◆ **Task objective**
Return all lines in the material below that contain "ΑΤΤΙΚΗΣ".

Stored dataset items:

_ _ _ _ _

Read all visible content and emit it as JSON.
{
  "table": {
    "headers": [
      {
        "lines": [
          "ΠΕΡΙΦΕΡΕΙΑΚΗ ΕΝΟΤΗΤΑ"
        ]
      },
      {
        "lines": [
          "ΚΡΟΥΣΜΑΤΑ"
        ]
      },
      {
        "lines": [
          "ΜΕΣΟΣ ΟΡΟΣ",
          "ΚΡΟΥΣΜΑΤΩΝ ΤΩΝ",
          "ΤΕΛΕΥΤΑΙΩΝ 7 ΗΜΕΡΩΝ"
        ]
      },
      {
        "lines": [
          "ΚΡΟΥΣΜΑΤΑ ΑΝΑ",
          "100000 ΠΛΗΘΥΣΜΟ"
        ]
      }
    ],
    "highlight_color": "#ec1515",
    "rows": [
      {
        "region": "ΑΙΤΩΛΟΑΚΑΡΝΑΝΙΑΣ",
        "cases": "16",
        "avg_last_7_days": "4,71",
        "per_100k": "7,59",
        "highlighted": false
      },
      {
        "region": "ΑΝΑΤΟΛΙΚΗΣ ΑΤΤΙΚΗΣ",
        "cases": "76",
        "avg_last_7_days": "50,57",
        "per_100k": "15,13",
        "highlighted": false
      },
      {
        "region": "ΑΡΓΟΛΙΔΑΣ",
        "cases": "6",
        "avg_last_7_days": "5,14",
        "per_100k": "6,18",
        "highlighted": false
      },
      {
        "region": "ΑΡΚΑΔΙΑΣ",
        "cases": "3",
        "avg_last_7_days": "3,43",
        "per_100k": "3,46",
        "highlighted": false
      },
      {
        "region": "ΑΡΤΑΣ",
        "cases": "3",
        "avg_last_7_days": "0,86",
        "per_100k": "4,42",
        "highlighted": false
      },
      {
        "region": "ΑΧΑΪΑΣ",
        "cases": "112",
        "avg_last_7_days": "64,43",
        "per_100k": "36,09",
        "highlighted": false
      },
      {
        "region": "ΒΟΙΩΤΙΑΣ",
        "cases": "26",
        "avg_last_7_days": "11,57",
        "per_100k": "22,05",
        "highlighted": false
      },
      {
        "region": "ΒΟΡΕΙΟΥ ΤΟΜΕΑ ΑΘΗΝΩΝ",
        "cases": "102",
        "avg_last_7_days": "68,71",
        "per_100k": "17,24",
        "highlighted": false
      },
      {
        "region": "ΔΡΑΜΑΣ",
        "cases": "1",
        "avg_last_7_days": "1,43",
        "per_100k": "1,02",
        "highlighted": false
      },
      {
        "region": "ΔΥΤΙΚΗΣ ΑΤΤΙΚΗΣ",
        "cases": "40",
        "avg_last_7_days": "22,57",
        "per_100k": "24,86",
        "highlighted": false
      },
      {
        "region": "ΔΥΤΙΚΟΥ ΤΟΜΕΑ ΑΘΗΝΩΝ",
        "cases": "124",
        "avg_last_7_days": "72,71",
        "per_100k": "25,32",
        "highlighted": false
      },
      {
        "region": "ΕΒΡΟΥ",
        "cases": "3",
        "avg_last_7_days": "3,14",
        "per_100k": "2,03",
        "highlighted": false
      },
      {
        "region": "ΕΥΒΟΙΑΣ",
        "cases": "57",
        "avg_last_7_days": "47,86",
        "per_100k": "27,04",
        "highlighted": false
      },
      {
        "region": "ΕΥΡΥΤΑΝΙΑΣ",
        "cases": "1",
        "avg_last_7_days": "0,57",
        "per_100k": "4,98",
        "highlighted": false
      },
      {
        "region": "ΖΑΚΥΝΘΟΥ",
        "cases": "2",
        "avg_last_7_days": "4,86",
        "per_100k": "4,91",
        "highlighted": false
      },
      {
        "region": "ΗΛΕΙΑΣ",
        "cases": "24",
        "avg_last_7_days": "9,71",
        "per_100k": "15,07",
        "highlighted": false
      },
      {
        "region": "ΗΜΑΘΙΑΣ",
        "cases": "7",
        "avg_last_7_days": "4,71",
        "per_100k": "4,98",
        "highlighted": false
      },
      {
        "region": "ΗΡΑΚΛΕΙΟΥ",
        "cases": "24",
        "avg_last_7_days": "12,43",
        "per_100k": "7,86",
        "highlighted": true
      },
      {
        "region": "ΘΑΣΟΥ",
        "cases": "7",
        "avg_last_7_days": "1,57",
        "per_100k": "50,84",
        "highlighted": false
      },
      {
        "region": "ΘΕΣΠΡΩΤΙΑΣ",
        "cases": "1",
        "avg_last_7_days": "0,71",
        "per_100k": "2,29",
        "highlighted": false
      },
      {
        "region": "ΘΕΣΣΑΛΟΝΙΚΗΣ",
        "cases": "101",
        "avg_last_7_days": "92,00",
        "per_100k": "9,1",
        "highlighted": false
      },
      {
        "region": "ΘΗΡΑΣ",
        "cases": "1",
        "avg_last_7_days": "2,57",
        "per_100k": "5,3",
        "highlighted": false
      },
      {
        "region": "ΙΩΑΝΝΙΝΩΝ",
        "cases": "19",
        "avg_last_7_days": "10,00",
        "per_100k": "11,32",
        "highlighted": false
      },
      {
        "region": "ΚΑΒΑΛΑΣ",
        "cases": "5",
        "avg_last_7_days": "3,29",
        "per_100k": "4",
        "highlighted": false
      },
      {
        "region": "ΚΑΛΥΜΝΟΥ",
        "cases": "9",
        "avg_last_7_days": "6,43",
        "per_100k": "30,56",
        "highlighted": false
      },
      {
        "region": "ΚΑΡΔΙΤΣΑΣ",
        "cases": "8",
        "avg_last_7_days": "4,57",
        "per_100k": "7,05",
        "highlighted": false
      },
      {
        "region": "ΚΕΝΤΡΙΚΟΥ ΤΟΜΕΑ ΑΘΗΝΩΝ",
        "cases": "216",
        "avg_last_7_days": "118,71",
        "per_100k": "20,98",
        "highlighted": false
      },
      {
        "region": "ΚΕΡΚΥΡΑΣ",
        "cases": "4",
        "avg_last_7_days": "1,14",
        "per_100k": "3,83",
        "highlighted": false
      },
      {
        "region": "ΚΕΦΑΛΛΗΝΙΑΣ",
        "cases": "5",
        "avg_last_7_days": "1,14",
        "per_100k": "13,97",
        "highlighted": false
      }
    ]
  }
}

_ _ _ _ _

◆ **Task solution**
        "region": "ΑΝΑΤΟΛΙΚΗΣ ΑΤΤΙΚΗΣ",
        "region": "ΔΥΤΙΚΗΣ ΑΤΤΙΚΗΣ",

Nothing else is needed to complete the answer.